> **Aim**
Copy nothing but the text: reproduce each line of the listing exactly and leave the pictures out.

> **Task inputs**
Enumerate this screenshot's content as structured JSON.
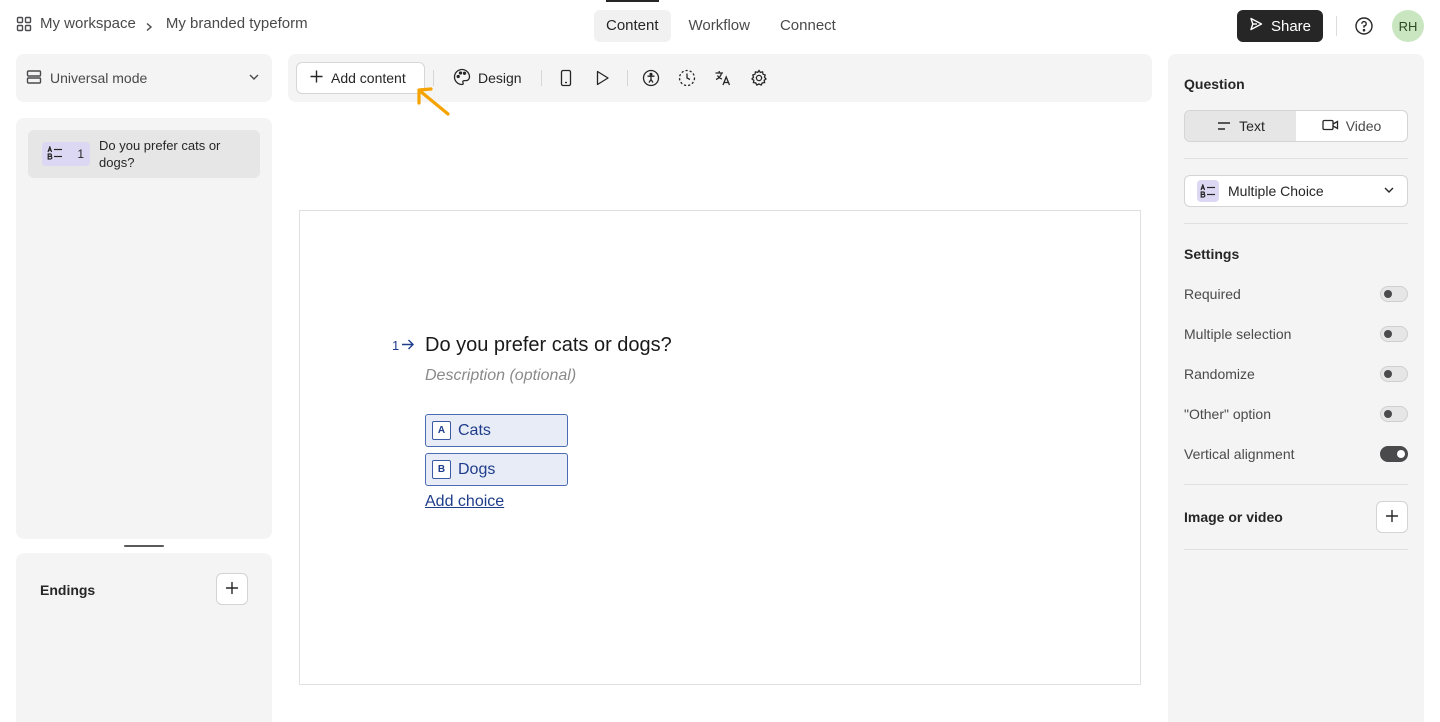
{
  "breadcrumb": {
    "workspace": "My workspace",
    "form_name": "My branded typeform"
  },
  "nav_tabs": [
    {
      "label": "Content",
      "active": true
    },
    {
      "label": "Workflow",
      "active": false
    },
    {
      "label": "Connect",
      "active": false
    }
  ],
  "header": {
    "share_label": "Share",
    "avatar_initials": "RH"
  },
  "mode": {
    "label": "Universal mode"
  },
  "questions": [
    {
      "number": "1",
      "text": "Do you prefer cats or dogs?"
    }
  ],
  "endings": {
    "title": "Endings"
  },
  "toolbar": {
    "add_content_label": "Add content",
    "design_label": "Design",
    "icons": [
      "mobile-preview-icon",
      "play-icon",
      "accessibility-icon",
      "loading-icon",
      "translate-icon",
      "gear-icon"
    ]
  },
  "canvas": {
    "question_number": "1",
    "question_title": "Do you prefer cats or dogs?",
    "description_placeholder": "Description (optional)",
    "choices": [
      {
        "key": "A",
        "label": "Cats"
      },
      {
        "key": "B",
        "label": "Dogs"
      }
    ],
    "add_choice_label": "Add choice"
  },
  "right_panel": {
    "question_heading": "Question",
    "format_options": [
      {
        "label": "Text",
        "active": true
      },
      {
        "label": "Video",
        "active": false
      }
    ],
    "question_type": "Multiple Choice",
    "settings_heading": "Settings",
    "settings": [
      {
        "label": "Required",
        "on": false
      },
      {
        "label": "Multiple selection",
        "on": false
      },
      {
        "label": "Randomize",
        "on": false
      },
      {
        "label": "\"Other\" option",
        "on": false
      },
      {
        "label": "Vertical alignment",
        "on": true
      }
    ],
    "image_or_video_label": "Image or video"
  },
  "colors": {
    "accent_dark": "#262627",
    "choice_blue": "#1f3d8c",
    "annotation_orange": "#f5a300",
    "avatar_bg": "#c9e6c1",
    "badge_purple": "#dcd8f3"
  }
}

> **Finished answer**
Enumerate this screenshot's content as structured JSON.
{
  "breadcrumb": {
    "workspace": "My workspace",
    "form_name": "My branded typeform"
  },
  "nav_tabs": [
    {
      "label": "Content",
      "active": true
    },
    {
      "label": "Workflow",
      "active": false
    },
    {
      "label": "Connect",
      "active": false
    }
  ],
  "header": {
    "share_label": "Share",
    "avatar_initials": "RH"
  },
  "mode": {
    "label": "Universal mode"
  },
  "questions": [
    {
      "number": "1",
      "text": "Do you prefer cats or dogs?"
    }
  ],
  "endings": {
    "title": "Endings"
  },
  "toolbar": {
    "add_content_label": "Add content",
    "design_label": "Design",
    "icons": [
      "mobile-preview-icon",
      "play-icon",
      "accessibility-icon",
      "loading-icon",
      "translate-icon",
      "gear-icon"
    ]
  },
  "canvas": {
    "question_number": "1",
    "question_title": "Do you prefer cats or dogs?",
    "description_placeholder": "Description (optional)",
    "choices": [
      {
        "key": "A",
        "label": "Cats"
      },
      {
        "key": "B",
        "label": "Dogs"
      }
    ],
    "add_choice_label": "Add choice"
  },
  "right_panel": {
    "question_heading": "Question",
    "format_options": [
      {
        "label": "Text",
        "active": true
      },
      {
        "label": "Video",
        "active": false
      }
    ],
    "question_type": "Multiple Choice",
    "settings_heading": "Settings",
    "settings": [
      {
        "label": "Required",
        "on": false
      },
      {
        "label": "Multiple selection",
        "on": false
      },
      {
        "label": "Randomize",
        "on": false
      },
      {
        "label": "\"Other\" option",
        "on": false
      },
      {
        "label": "Vertical alignment",
        "on": true
      }
    ],
    "image_or_video_label": "Image or video"
  },
  "colors": {
    "accent_dark": "#262627",
    "choice_blue": "#1f3d8c",
    "annotation_orange": "#f5a300",
    "avatar_bg": "#c9e6c1",
    "badge_purple": "#dcd8f3"
  }
}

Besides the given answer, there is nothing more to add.